Figure content listings
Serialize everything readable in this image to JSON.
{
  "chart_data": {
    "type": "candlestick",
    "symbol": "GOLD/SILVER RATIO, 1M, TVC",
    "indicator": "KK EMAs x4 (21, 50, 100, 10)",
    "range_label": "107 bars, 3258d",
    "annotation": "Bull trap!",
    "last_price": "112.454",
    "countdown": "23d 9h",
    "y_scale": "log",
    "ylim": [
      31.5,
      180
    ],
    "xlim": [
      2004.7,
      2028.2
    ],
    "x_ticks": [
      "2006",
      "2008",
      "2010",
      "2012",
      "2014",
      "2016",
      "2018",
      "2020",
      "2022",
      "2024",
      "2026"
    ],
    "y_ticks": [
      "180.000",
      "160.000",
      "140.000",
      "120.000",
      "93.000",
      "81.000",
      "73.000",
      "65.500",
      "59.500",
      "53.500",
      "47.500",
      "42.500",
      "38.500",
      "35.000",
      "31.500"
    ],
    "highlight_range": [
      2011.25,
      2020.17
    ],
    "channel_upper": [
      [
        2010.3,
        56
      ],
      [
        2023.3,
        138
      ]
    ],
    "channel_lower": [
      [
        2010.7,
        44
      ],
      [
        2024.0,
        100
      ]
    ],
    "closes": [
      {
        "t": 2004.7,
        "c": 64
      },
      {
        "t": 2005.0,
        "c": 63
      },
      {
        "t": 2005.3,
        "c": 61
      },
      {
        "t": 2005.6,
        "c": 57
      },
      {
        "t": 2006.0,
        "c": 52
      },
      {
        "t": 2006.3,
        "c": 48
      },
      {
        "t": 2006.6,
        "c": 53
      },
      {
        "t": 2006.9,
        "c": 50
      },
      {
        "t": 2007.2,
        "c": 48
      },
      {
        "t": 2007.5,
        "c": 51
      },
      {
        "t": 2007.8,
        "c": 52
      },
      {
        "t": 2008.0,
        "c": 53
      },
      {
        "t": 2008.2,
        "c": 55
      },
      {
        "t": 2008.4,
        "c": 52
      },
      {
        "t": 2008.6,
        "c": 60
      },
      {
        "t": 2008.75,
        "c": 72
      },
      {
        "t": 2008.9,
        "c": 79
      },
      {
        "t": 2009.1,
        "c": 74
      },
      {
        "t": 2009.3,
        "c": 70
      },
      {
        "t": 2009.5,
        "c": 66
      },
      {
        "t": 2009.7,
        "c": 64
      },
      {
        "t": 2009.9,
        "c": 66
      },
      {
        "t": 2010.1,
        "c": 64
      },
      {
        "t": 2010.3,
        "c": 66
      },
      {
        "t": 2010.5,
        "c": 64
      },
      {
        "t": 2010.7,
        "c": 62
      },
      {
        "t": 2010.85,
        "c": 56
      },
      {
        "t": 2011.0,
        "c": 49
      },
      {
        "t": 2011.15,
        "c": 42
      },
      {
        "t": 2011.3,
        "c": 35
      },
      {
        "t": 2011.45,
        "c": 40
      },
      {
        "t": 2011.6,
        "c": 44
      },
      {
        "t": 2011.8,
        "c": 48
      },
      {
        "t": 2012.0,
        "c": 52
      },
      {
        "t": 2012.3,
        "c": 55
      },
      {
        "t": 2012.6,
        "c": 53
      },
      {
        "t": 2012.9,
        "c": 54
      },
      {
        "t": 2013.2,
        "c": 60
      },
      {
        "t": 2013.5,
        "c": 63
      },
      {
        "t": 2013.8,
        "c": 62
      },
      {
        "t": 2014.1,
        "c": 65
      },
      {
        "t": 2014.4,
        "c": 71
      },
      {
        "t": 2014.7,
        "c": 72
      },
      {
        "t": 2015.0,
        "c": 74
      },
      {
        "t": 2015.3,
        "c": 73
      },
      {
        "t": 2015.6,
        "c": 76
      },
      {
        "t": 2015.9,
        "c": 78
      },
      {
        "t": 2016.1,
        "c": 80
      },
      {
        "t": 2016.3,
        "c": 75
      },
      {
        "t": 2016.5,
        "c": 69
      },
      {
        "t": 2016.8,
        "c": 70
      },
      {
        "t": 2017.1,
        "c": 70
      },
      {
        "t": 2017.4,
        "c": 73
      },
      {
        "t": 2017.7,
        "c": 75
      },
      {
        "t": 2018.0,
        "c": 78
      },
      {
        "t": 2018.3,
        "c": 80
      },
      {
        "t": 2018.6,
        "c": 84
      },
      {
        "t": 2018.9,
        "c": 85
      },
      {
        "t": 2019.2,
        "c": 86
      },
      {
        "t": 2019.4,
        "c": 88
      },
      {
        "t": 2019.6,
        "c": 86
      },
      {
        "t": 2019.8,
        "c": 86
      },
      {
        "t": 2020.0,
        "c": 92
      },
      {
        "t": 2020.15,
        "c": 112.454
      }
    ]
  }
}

THE TASK → Please restate the whole listing word for word.

RESULT →
Serialize everything readable in this image to JSON.
{
  "chart_data": {
    "type": "candlestick",
    "symbol": "GOLD/SILVER RATIO, 1M, TVC",
    "indicator": "KK EMAs x4 (21, 50, 100, 10)",
    "range_label": "107 bars, 3258d",
    "annotation": "Bull trap!",
    "last_price": "112.454",
    "countdown": "23d 9h",
    "y_scale": "log",
    "ylim": [
      31.5,
      180
    ],
    "xlim": [
      2004.7,
      2028.2
    ],
    "x_ticks": [
      "2006",
      "2008",
      "2010",
      "2012",
      "2014",
      "2016",
      "2018",
      "2020",
      "2022",
      "2024",
      "2026"
    ],
    "y_ticks": [
      "180.000",
      "160.000",
      "140.000",
      "120.000",
      "93.000",
      "81.000",
      "73.000",
      "65.500",
      "59.500",
      "53.500",
      "47.500",
      "42.500",
      "38.500",
      "35.000",
      "31.500"
    ],
    "highlight_range": [
      2011.25,
      2020.17
    ],
    "channel_upper": [
      [
        2010.3,
        56
      ],
      [
        2023.3,
        138
      ]
    ],
    "channel_lower": [
      [
        2010.7,
        44
      ],
      [
        2024.0,
        100
      ]
    ],
    "closes": [
      {
        "t": 2004.7,
        "c": 64
      },
      {
        "t": 2005.0,
        "c": 63
      },
      {
        "t": 2005.3,
        "c": 61
      },
      {
        "t": 2005.6,
        "c": 57
      },
      {
        "t": 2006.0,
        "c": 52
      },
      {
        "t": 2006.3,
        "c": 48
      },
      {
        "t": 2006.6,
        "c": 53
      },
      {
        "t": 2006.9,
        "c": 50
      },
      {
        "t": 2007.2,
        "c": 48
      },
      {
        "t": 2007.5,
        "c": 51
      },
      {
        "t": 2007.8,
        "c": 52
      },
      {
        "t": 2008.0,
        "c": 53
      },
      {
        "t": 2008.2,
        "c": 55
      },
      {
        "t": 2008.4,
        "c": 52
      },
      {
        "t": 2008.6,
        "c": 60
      },
      {
        "t": 2008.75,
        "c": 72
      },
      {
        "t": 2008.9,
        "c": 79
      },
      {
        "t": 2009.1,
        "c": 74
      },
      {
        "t": 2009.3,
        "c": 70
      },
      {
        "t": 2009.5,
        "c": 66
      },
      {
        "t": 2009.7,
        "c": 64
      },
      {
        "t": 2009.9,
        "c": 66
      },
      {
        "t": 2010.1,
        "c": 64
      },
      {
        "t": 2010.3,
        "c": 66
      },
      {
        "t": 2010.5,
        "c": 64
      },
      {
        "t": 2010.7,
        "c": 62
      },
      {
        "t": 2010.85,
        "c": 56
      },
      {
        "t": 2011.0,
        "c": 49
      },
      {
        "t": 2011.15,
        "c": 42
      },
      {
        "t": 2011.3,
        "c": 35
      },
      {
        "t": 2011.45,
        "c": 40
      },
      {
        "t": 2011.6,
        "c": 44
      },
      {
        "t": 2011.8,
        "c": 48
      },
      {
        "t": 2012.0,
        "c": 52
      },
      {
        "t": 2012.3,
        "c": 55
      },
      {
        "t": 2012.6,
        "c": 53
      },
      {
        "t": 2012.9,
        "c": 54
      },
      {
        "t": 2013.2,
        "c": 60
      },
      {
        "t": 2013.5,
        "c": 63
      },
      {
        "t": 2013.8,
        "c": 62
      },
      {
        "t": 2014.1,
        "c": 65
      },
      {
        "t": 2014.4,
        "c": 71
      },
      {
        "t": 2014.7,
        "c": 72
      },
      {
        "t": 2015.0,
        "c": 74
      },
      {
        "t": 2015.3,
        "c": 73
      },
      {
        "t": 2015.6,
        "c": 76
      },
      {
        "t": 2015.9,
        "c": 78
      },
      {
        "t": 2016.1,
        "c": 80
      },
      {
        "t": 2016.3,
        "c": 75
      },
      {
        "t": 2016.5,
        "c": 69
      },
      {
        "t": 2016.8,
        "c": 70
      },
      {
        "t": 2017.1,
        "c": 70
      },
      {
        "t": 2017.4,
        "c": 73
      },
      {
        "t": 2017.7,
        "c": 75
      },
      {
        "t": 2018.0,
        "c": 78
      },
      {
        "t": 2018.3,
        "c": 80
      },
      {
        "t": 2018.6,
        "c": 84
      },
      {
        "t": 2018.9,
        "c": 85
      },
      {
        "t": 2019.2,
        "c": 86
      },
      {
        "t": 2019.4,
        "c": 88
      },
      {
        "t": 2019.6,
        "c": 86
      },
      {
        "t": 2019.8,
        "c": 86
      },
      {
        "t": 2020.0,
        "c": 92
      },
      {
        "t": 2020.15,
        "c": 112.454
      }
    ]
  }
}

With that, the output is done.